====== Recorded information ======

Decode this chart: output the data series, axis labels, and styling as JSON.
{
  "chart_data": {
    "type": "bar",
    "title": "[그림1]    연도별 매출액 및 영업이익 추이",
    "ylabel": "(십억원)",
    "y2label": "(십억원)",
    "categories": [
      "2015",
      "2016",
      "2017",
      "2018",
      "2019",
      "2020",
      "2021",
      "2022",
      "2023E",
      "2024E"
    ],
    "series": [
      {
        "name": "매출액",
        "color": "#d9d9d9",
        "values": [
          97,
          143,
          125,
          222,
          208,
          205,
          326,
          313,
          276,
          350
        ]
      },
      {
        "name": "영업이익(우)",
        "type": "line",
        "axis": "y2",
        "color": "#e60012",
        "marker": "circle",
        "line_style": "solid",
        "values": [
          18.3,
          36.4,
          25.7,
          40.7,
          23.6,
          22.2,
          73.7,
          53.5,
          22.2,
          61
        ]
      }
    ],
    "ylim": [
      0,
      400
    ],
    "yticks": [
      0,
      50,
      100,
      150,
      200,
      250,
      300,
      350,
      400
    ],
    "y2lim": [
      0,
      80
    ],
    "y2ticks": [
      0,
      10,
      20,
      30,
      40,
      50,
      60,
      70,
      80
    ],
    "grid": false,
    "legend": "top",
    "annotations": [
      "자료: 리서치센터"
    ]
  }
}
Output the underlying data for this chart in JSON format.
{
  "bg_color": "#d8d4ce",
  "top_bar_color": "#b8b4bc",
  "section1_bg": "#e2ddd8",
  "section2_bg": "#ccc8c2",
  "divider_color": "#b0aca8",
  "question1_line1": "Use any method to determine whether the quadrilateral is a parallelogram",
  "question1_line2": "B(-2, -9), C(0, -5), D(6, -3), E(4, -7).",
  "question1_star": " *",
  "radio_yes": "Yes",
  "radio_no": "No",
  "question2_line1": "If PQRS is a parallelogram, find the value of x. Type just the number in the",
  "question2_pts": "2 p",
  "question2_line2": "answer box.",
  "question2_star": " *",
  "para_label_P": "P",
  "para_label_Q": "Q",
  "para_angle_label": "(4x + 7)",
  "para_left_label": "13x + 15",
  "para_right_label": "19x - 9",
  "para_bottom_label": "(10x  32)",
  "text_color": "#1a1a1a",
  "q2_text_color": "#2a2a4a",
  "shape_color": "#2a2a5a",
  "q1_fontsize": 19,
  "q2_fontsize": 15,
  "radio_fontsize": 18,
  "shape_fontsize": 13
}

======

* [What to work on]: Select every line above that contains the word "axis", and copy it.

* [Worked answer]:
Decode this chart: output the data series, axis labels, and styling as JSON.
        "axis": "y2",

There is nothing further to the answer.